» Task to complete
Give the number of lines that contain the string "updated", and nothing else.
═══
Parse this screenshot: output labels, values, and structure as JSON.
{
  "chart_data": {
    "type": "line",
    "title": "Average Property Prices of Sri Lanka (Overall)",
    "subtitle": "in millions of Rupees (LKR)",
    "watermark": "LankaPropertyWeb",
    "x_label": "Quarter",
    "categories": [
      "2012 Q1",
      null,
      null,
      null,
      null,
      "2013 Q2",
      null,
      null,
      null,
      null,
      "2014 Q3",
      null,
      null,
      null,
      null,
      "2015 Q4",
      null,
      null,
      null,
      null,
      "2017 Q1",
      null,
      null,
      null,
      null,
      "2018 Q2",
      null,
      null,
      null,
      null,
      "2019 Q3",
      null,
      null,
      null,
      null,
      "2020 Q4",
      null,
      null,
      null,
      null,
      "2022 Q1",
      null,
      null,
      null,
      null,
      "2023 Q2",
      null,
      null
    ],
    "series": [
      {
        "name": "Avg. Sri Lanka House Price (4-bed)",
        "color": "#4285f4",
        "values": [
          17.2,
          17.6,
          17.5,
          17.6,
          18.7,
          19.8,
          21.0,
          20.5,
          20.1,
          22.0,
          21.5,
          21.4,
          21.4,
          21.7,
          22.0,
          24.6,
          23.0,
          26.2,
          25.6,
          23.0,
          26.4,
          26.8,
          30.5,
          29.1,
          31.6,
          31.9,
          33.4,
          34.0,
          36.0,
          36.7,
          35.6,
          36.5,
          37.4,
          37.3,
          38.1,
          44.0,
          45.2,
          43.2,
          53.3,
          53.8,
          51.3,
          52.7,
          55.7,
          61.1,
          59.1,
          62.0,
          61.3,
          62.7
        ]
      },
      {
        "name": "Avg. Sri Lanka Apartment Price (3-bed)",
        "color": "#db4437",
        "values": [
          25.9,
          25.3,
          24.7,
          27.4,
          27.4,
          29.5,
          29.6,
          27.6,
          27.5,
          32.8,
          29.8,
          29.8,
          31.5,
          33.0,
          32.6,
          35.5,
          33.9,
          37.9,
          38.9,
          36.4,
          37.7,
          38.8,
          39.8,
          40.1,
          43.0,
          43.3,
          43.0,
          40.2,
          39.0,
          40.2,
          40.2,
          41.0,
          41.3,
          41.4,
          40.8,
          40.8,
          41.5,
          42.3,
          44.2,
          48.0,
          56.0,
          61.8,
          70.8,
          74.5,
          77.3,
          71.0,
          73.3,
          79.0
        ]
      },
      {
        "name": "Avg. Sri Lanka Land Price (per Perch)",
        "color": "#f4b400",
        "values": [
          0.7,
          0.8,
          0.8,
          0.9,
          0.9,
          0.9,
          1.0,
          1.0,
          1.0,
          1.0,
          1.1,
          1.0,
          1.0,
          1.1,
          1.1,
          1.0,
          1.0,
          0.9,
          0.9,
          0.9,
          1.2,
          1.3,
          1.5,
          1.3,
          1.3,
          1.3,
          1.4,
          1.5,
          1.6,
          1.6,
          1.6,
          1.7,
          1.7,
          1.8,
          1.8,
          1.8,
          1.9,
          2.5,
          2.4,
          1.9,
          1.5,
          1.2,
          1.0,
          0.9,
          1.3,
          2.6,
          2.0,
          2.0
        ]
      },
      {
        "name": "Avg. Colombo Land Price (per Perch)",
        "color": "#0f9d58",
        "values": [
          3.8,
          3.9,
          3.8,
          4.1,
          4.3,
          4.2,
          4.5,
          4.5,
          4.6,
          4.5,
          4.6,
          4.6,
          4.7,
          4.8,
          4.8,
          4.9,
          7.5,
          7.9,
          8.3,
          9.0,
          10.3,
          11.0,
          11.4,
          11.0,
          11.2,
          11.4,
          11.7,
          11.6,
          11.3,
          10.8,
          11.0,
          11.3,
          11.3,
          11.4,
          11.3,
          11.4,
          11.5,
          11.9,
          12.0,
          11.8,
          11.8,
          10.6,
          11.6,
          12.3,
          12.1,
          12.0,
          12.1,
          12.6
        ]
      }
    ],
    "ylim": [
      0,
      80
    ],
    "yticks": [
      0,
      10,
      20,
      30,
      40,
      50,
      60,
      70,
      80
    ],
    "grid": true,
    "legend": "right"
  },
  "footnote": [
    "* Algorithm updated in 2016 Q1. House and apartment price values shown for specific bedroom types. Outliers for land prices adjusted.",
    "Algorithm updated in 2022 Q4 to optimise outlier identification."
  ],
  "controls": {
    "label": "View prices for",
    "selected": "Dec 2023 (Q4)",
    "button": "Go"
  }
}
═══
» The reply
2